Records from a collection:

[BEGIN]

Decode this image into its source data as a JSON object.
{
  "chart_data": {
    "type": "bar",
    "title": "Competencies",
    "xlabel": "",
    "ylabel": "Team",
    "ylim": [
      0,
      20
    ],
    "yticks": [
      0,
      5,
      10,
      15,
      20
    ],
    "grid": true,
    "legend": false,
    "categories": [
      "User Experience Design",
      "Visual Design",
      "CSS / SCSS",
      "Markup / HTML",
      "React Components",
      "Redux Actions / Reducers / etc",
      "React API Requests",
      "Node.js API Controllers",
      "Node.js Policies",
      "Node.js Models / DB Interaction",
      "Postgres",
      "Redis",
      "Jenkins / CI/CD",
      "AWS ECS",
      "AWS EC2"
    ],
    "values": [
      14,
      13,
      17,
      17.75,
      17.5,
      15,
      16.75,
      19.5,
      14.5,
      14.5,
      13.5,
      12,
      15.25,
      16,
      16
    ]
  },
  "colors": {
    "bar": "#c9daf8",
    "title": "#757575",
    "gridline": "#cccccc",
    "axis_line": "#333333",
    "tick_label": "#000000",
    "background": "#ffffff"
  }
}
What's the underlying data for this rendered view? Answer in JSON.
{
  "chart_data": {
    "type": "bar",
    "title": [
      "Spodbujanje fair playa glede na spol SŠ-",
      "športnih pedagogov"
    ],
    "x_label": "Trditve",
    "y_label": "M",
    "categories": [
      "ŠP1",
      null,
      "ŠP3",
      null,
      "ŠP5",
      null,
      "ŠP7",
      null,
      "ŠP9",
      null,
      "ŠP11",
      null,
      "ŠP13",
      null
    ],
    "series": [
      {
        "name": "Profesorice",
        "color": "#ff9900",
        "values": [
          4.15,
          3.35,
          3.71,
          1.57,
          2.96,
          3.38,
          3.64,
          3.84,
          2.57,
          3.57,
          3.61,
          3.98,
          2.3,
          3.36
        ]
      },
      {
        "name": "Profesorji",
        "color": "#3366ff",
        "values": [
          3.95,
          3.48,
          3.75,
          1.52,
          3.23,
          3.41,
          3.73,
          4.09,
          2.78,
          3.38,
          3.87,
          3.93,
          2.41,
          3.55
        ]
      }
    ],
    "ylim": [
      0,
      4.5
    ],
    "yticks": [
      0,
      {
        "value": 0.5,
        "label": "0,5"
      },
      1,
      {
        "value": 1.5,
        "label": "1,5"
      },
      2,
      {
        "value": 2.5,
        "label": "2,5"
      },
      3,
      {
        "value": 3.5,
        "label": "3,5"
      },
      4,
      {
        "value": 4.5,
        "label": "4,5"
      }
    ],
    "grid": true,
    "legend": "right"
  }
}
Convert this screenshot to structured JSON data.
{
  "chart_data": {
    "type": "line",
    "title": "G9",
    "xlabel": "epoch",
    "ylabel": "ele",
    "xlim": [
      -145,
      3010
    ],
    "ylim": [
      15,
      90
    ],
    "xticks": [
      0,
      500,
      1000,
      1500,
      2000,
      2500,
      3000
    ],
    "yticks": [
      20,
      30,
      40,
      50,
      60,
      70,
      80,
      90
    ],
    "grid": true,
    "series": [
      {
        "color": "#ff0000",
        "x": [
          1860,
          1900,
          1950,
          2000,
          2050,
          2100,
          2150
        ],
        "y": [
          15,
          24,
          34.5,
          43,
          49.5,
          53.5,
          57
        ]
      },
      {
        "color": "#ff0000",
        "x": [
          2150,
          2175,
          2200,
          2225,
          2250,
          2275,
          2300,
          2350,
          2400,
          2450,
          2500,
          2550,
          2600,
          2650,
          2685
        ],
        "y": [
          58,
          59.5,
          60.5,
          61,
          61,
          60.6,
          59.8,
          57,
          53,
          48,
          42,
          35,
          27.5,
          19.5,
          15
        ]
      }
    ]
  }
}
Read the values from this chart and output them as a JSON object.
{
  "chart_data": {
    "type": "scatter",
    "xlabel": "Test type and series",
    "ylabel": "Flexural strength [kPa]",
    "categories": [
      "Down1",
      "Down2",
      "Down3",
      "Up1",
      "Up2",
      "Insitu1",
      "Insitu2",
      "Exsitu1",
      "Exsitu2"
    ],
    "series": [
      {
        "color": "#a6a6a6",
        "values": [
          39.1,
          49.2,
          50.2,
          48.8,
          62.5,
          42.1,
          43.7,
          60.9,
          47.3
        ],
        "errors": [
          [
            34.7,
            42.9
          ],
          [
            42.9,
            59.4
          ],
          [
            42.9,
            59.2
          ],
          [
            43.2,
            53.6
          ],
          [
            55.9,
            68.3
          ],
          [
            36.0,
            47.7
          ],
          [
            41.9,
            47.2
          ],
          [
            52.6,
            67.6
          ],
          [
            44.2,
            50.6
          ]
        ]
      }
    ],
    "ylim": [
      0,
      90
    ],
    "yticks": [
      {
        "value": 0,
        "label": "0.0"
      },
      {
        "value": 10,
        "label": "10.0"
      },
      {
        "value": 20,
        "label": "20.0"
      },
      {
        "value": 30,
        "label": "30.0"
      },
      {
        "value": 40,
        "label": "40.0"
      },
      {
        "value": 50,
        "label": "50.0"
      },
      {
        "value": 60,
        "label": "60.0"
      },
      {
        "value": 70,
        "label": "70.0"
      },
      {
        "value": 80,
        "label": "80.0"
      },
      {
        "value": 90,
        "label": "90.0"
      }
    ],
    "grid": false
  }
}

[END]

Stated problem. Looking at the data above, show all lines where the word "ylabel" occurs.

Worked solution.
    "ylabel": "Team",
    "ylabel": "ele",
    "ylabel": "Flexural strength [kPa]",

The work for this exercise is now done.